Scan the material that follows. Copy every line containing the word "frac".

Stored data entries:
----

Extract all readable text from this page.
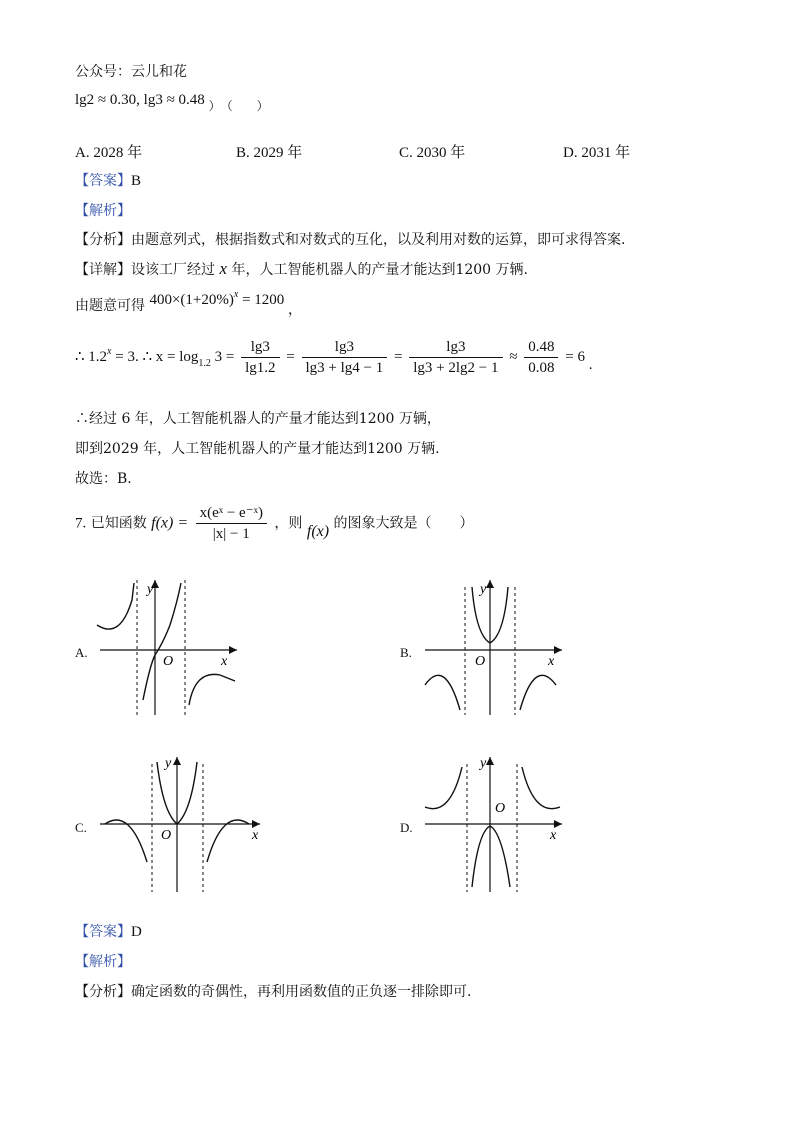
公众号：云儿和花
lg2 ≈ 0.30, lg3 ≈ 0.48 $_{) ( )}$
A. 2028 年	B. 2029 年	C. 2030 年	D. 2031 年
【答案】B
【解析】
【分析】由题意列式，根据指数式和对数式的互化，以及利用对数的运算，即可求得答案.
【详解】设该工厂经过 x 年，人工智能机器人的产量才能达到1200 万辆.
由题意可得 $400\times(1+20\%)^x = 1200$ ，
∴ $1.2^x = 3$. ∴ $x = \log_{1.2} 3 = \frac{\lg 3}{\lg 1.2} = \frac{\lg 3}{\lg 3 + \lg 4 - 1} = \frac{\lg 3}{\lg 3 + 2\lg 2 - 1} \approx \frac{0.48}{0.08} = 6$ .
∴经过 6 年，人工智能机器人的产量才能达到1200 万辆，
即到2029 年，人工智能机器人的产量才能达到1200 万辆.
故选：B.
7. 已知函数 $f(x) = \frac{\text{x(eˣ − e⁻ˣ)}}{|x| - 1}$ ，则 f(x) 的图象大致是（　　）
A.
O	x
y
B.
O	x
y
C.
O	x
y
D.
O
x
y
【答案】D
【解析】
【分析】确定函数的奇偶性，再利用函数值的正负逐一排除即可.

----

• EXPECTED ANSWER:
∴ $1.2^x = 3$. ∴ $x = \log_{1.2} 3 = \frac{\lg 3}{\lg 1.2} = \frac{\lg 3}{\lg 3 + \lg 4 - 1} = \frac{\lg 3}{\lg 3 + 2\lg 2 - 1} \approx \frac{0.48}{0.08} = 6$ .
7. 已知函数 $f(x) = \frac{\text{x(eˣ − e⁻ˣ)}}{|x| - 1}$ ，则 f(x) 的图象大致是（　　）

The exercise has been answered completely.